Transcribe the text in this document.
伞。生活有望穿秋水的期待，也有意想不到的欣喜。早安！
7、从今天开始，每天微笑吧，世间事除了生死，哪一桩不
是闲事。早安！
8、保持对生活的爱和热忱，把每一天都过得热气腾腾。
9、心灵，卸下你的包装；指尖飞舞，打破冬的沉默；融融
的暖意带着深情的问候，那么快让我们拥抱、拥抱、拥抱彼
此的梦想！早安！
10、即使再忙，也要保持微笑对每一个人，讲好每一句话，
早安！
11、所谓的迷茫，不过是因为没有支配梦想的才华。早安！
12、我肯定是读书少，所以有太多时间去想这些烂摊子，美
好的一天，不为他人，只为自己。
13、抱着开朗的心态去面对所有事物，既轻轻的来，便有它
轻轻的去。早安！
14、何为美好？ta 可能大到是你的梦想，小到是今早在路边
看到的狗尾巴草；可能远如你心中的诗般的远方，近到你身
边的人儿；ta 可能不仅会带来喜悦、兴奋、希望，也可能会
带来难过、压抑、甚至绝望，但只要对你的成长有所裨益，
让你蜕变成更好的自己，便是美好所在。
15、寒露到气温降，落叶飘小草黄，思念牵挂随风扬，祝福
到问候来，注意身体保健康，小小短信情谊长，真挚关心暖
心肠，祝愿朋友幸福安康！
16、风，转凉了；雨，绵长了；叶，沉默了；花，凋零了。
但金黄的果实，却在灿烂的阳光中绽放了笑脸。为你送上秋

Problem statement.
Copy all of the material word for word.

Problem solution.
Transcribe the text in this document.
伞。生活有望穿秋水的期待，也有意想不到的欣喜。早安！
7、从今天开始，每天微笑吧，世间事除了生死，哪一桩不
是闲事。早安！
8、保持对生活的爱和热忱，把每一天都过得热气腾腾。
9、心灵，卸下你的包装；指尖飞舞，打破冬的沉默；融融
的暖意带着深情的问候，那么快让我们拥抱、拥抱、拥抱彼
此的梦想！早安！
10、即使再忙，也要保持微笑对每一个人，讲好每一句话，
早安！
11、所谓的迷茫，不过是因为没有支配梦想的才华。早安！
12、我肯定是读书少，所以有太多时间去想这些烂摊子，美
好的一天，不为他人，只为自己。
13、抱着开朗的心态去面对所有事物，既轻轻的来，便有它
轻轻的去。早安！
14、何为美好？ta 可能大到是你的梦想，小到是今早在路边
看到的狗尾巴草；可能远如你心中的诗般的远方，近到你身
边的人儿；ta 可能不仅会带来喜悦、兴奋、希望，也可能会
带来难过、压抑、甚至绝望，但只要对你的成长有所裨益，
让你蜕变成更好的自己，便是美好所在。
15、寒露到气温降，落叶飘小草黄，思念牵挂随风扬，祝福
到问候来，注意身体保健康，小小短信情谊长，真挚关心暖
心肠，祝愿朋友幸福安康！
16、风，转凉了；雨，绵长了；叶，沉默了；花，凋零了。
但金黄的果实，却在灿烂的阳光中绽放了笑脸。为你送上秋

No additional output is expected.